[BEGIN INFORMATION GIVEN]

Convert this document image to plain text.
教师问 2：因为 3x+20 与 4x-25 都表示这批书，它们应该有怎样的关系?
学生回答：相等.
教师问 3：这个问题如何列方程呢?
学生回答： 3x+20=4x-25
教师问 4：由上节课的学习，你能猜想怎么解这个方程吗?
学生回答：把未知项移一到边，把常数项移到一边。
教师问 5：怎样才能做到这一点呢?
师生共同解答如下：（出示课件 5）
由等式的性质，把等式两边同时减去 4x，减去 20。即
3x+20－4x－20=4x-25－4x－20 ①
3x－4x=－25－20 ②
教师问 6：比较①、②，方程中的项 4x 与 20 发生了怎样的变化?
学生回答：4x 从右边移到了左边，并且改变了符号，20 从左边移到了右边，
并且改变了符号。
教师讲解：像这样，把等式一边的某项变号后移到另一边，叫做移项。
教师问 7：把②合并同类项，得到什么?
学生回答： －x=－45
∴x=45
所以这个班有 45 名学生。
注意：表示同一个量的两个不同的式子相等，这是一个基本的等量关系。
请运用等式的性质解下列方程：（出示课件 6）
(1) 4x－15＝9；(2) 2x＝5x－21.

[END INFORMATION GIVEN]

## GIVEN PROBLEM
Return all of the data exactly as it reads.

## SOLUTION BELOW
Convert this document image to plain text.
教师问 2：因为 3x+20 与 4x-25 都表示这批书，它们应该有怎样的关系?
学生回答：相等.
教师问 3：这个问题如何列方程呢?
学生回答： 3x+20=4x-25
教师问 4：由上节课的学习，你能猜想怎么解这个方程吗?
学生回答：把未知项移一到边，把常数项移到一边。
教师问 5：怎样才能做到这一点呢?
师生共同解答如下：（出示课件 5）
由等式的性质，把等式两边同时减去 4x，减去 20。即
3x+20－4x－20=4x-25－4x－20 ①
3x－4x=－25－20 ②
教师问 6：比较①、②，方程中的项 4x 与 20 发生了怎样的变化?
学生回答：4x 从右边移到了左边，并且改变了符号，20 从左边移到了右边，
并且改变了符号。
教师讲解：像这样，把等式一边的某项变号后移到另一边，叫做移项。
教师问 7：把②合并同类项，得到什么?
学生回答： －x=－45
∴x=45
所以这个班有 45 名学生。
注意：表示同一个量的两个不同的式子相等，这是一个基本的等量关系。
请运用等式的性质解下列方程：（出示课件 6）
(1) 4x－15＝9；(2) 2x＝5x－21.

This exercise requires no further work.